───── RECORD LIST

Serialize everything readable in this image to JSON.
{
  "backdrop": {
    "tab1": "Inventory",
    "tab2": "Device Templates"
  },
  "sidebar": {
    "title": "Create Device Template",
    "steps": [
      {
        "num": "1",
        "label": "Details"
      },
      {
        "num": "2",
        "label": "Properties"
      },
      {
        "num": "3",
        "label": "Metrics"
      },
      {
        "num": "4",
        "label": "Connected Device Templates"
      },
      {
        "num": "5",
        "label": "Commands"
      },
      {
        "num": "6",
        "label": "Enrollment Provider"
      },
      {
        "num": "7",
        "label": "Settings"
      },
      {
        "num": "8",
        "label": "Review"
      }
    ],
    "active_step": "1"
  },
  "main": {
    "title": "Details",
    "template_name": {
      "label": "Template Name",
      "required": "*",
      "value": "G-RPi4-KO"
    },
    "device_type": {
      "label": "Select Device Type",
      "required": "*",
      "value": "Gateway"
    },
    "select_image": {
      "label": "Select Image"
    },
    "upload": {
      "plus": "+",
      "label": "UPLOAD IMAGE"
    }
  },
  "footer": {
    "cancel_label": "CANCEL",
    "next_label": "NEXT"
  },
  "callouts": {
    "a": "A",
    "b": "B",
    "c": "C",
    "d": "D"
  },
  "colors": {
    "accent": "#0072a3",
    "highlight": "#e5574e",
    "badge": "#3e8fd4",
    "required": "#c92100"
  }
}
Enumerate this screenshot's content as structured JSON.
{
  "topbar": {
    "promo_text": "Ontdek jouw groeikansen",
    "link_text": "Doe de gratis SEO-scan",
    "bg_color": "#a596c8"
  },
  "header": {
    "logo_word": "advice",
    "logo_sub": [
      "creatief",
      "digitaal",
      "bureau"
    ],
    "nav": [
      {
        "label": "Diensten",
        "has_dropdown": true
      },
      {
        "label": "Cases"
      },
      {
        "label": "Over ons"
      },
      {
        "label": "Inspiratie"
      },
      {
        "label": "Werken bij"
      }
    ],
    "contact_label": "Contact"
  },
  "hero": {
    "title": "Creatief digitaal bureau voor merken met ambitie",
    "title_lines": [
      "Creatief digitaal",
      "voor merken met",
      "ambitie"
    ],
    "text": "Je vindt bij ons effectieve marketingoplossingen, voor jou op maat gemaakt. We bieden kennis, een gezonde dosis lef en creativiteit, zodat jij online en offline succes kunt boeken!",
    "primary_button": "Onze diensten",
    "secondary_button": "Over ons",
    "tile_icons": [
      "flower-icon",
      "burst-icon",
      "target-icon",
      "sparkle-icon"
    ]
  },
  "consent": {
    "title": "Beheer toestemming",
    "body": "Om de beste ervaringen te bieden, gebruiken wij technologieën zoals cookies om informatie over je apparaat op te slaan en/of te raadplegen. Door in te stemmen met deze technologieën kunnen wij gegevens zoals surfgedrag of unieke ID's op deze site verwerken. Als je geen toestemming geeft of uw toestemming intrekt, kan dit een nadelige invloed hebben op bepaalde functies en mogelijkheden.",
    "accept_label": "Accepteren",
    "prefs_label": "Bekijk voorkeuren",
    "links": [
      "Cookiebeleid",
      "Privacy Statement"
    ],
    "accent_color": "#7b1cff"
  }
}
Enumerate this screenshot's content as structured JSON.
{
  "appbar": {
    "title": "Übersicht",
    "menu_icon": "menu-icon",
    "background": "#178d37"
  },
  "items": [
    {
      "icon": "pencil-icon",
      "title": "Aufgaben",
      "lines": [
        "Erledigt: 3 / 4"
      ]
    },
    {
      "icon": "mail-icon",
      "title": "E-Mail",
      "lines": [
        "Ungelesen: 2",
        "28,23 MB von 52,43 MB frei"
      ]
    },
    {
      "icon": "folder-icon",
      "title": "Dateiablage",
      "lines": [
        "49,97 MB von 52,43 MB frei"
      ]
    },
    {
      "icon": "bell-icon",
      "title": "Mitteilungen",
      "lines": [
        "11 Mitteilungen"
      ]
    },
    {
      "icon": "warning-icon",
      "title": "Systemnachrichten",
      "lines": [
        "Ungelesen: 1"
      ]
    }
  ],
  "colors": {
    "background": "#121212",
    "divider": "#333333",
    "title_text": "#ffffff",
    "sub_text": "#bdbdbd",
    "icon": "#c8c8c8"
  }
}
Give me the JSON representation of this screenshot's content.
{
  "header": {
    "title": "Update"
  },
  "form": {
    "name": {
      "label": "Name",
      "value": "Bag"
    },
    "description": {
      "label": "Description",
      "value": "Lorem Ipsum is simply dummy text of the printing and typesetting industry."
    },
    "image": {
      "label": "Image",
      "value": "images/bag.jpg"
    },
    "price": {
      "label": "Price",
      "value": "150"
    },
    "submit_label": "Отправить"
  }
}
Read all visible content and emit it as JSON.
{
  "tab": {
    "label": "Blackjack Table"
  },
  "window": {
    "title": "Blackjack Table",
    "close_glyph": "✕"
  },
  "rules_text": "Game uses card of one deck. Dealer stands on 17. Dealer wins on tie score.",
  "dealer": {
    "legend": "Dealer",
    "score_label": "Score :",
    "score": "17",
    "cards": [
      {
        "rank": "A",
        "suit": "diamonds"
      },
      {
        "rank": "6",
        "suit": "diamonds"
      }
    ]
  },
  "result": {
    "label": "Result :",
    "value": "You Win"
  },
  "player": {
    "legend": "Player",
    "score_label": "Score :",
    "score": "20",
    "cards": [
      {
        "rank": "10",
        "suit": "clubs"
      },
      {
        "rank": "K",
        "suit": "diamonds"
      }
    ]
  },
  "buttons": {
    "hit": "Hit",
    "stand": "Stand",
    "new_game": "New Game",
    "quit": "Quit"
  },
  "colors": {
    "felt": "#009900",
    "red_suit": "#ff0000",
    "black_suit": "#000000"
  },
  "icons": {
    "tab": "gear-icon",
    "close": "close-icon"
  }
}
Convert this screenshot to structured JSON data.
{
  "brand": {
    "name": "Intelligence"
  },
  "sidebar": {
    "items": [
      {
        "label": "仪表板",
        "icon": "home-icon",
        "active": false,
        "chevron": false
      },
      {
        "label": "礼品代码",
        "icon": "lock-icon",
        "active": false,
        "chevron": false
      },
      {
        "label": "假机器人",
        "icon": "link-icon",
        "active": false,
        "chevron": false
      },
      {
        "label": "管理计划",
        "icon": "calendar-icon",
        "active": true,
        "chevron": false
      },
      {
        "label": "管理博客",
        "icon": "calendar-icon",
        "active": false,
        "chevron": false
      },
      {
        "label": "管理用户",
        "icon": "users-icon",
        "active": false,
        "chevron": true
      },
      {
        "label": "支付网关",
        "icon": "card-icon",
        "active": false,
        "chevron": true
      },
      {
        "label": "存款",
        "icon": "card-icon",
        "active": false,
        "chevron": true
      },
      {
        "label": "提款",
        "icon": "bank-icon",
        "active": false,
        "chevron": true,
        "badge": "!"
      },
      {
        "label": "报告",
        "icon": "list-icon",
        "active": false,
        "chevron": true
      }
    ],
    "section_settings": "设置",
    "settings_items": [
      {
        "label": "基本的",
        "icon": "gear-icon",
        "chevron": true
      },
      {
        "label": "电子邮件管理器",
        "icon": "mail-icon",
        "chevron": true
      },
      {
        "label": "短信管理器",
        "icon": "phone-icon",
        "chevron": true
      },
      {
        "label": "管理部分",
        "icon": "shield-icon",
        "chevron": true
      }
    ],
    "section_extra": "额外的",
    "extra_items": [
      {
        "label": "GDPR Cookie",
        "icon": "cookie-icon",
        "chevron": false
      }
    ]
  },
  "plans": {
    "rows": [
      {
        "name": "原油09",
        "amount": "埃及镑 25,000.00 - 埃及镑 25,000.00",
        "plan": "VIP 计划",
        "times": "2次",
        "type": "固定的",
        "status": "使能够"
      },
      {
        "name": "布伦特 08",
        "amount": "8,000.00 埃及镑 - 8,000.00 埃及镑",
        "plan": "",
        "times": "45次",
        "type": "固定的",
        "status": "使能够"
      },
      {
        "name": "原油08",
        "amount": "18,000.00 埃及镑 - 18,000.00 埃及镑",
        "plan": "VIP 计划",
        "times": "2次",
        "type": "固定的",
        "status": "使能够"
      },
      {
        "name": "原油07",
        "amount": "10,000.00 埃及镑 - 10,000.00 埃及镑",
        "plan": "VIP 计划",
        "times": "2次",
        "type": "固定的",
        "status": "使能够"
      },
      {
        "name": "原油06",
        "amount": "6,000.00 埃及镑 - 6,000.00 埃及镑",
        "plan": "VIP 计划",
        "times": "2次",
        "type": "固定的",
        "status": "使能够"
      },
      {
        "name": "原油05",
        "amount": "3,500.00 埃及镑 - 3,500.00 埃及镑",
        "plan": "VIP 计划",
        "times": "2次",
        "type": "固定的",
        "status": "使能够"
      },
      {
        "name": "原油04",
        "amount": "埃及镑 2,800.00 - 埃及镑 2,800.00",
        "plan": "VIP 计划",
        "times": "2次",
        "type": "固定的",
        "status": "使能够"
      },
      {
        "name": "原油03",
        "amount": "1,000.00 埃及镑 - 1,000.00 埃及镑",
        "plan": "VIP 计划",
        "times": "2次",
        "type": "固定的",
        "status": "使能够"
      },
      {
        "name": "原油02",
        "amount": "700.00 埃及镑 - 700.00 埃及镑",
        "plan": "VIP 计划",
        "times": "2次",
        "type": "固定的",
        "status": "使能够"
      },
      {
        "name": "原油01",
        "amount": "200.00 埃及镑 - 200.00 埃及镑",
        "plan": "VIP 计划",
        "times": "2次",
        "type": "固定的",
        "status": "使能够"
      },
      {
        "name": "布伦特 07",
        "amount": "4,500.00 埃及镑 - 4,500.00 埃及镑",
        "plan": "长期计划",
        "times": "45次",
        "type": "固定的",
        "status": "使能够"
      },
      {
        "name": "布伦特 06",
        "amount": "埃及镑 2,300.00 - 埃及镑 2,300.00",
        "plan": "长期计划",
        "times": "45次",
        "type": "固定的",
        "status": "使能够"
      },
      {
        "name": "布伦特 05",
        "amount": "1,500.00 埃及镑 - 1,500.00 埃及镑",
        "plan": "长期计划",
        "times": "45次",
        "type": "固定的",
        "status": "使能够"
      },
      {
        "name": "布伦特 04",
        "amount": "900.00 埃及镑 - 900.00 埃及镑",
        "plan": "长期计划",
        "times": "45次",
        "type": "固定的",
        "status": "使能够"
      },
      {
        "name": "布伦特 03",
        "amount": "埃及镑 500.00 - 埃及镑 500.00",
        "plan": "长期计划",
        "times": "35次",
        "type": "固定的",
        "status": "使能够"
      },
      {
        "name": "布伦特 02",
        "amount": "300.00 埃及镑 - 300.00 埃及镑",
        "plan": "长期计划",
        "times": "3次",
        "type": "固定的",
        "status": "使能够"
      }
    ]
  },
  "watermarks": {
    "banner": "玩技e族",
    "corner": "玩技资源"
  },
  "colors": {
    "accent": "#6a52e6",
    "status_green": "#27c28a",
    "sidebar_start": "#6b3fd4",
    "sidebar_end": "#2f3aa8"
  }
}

──────────

AIM: Gather every line from the listing above in which the word "Game" appears.

WRITTEN SOLUTION:
  "rules_text": "Game uses card of one deck. Dealer stands on 17. Dealer wins on tie score.",
    "new_game": "New Game",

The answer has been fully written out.